> _Exercise task_
Write the data out again, exactly as given.

> _Raw data_

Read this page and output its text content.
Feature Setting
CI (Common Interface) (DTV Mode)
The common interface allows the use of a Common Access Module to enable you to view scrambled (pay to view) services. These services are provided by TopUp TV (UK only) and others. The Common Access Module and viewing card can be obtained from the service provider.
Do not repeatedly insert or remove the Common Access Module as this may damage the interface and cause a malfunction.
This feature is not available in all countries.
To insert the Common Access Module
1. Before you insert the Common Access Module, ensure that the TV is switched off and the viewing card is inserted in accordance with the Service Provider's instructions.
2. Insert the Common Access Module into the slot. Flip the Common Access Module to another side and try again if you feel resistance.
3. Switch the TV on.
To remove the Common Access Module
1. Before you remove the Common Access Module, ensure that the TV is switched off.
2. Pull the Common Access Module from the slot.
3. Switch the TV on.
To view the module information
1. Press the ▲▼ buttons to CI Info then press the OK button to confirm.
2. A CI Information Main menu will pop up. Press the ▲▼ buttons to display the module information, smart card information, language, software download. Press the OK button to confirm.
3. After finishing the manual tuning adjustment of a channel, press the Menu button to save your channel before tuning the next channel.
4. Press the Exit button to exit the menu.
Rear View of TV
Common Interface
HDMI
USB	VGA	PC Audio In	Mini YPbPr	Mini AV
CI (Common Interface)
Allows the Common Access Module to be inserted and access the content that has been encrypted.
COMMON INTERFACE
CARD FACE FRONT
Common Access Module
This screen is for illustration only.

> _Full solution_
Read this page and output its text content.
Feature Setting
CI (Common Interface) (DTV Mode)
The common interface allows the use of a Common Access Module to enable you to view scrambled (pay to view) services. These services are provided by TopUp TV (UK only) and others. The Common Access Module and viewing card can be obtained from the service provider.
Do not repeatedly insert or remove the Common Access Module as this may damage the interface and cause a malfunction.
This feature is not available in all countries.
To insert the Common Access Module
1. Before you insert the Common Access Module, ensure that the TV is switched off and the viewing card is inserted in accordance with the Service Provider's instructions.
2. Insert the Common Access Module into the slot. Flip the Common Access Module to another side and try again if you feel resistance.
3. Switch the TV on.
To remove the Common Access Module
1. Before you remove the Common Access Module, ensure that the TV is switched off.
2. Pull the Common Access Module from the slot.
3. Switch the TV on.
To view the module information
1. Press the ▲▼ buttons to CI Info then press the OK button to confirm.
2. A CI Information Main menu will pop up. Press the ▲▼ buttons to display the module information, smart card information, language, software download. Press the OK button to confirm.
3. After finishing the manual tuning adjustment of a channel, press the Menu button to save your channel before tuning the next channel.
4. Press the Exit button to exit the menu.
Rear View of TV
Common Interface
HDMI
USB	VGA	PC Audio In	Mini YPbPr	Mini AV
CI (Common Interface)
Allows the Common Access Module to be inserted and access the content that has been encrypted.
COMMON INTERFACE
CARD FACE FRONT
Common Access Module
This screen is for illustration only.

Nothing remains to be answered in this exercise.